- **EXERCISE**
Nothing may be dropped or altered: reproduce all the data.

** BEGIN DATA TO USE **

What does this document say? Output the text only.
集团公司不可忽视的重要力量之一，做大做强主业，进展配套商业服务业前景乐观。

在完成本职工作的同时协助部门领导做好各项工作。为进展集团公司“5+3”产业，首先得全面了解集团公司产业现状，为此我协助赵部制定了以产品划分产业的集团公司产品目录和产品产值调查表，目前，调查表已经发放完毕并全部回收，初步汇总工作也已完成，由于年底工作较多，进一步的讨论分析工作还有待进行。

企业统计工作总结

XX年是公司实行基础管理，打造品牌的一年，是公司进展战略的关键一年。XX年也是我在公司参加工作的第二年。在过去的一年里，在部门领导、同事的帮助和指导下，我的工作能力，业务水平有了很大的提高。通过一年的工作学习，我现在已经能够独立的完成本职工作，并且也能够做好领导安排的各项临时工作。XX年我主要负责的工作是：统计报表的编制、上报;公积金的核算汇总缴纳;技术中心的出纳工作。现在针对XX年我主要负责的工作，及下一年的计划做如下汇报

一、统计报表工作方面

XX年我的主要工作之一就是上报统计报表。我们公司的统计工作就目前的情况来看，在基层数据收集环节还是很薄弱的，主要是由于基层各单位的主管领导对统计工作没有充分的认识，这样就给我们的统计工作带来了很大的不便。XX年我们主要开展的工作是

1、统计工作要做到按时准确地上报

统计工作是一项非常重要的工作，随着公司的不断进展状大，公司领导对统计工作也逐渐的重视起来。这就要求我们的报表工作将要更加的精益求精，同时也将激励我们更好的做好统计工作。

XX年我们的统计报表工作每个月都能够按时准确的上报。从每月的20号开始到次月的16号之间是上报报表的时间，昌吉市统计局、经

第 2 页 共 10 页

** END DATA TO USE **

- **REPLY TO THE EXERCISE**
What does this document say? Output the text only.
集团公司不可忽视的重要力量之一，做大做强主业，进展配套商业服务业前景乐观。

在完成本职工作的同时协助部门领导做好各项工作。为进展集团公司“5+3”产业，首先得全面了解集团公司产业现状，为此我协助赵部制定了以产品划分产业的集团公司产品目录和产品产值调查表，目前，调查表已经发放完毕并全部回收，初步汇总工作也已完成，由于年底工作较多，进一步的讨论分析工作还有待进行。

企业统计工作总结

XX年是公司实行基础管理，打造品牌的一年，是公司进展战略的关键一年。XX年也是我在公司参加工作的第二年。在过去的一年里，在部门领导、同事的帮助和指导下，我的工作能力，业务水平有了很大的提高。通过一年的工作学习，我现在已经能够独立的完成本职工作，并且也能够做好领导安排的各项临时工作。XX年我主要负责的工作是：统计报表的编制、上报;公积金的核算汇总缴纳;技术中心的出纳工作。现在针对XX年我主要负责的工作，及下一年的计划做如下汇报

一、统计报表工作方面

XX年我的主要工作之一就是上报统计报表。我们公司的统计工作就目前的情况来看，在基层数据收集环节还是很薄弱的，主要是由于基层各单位的主管领导对统计工作没有充分的认识，这样就给我们的统计工作带来了很大的不便。XX年我们主要开展的工作是

1、统计工作要做到按时准确地上报

统计工作是一项非常重要的工作，随着公司的不断进展状大，公司领导对统计工作也逐渐的重视起来。这就要求我们的报表工作将要更加的精益求精，同时也将激励我们更好的做好统计工作。

XX年我们的统计报表工作每个月都能够按时准确的上报。从每月的20号开始到次月的16号之间是上报报表的时间，昌吉市统计局、经

第 2 页 共 10 页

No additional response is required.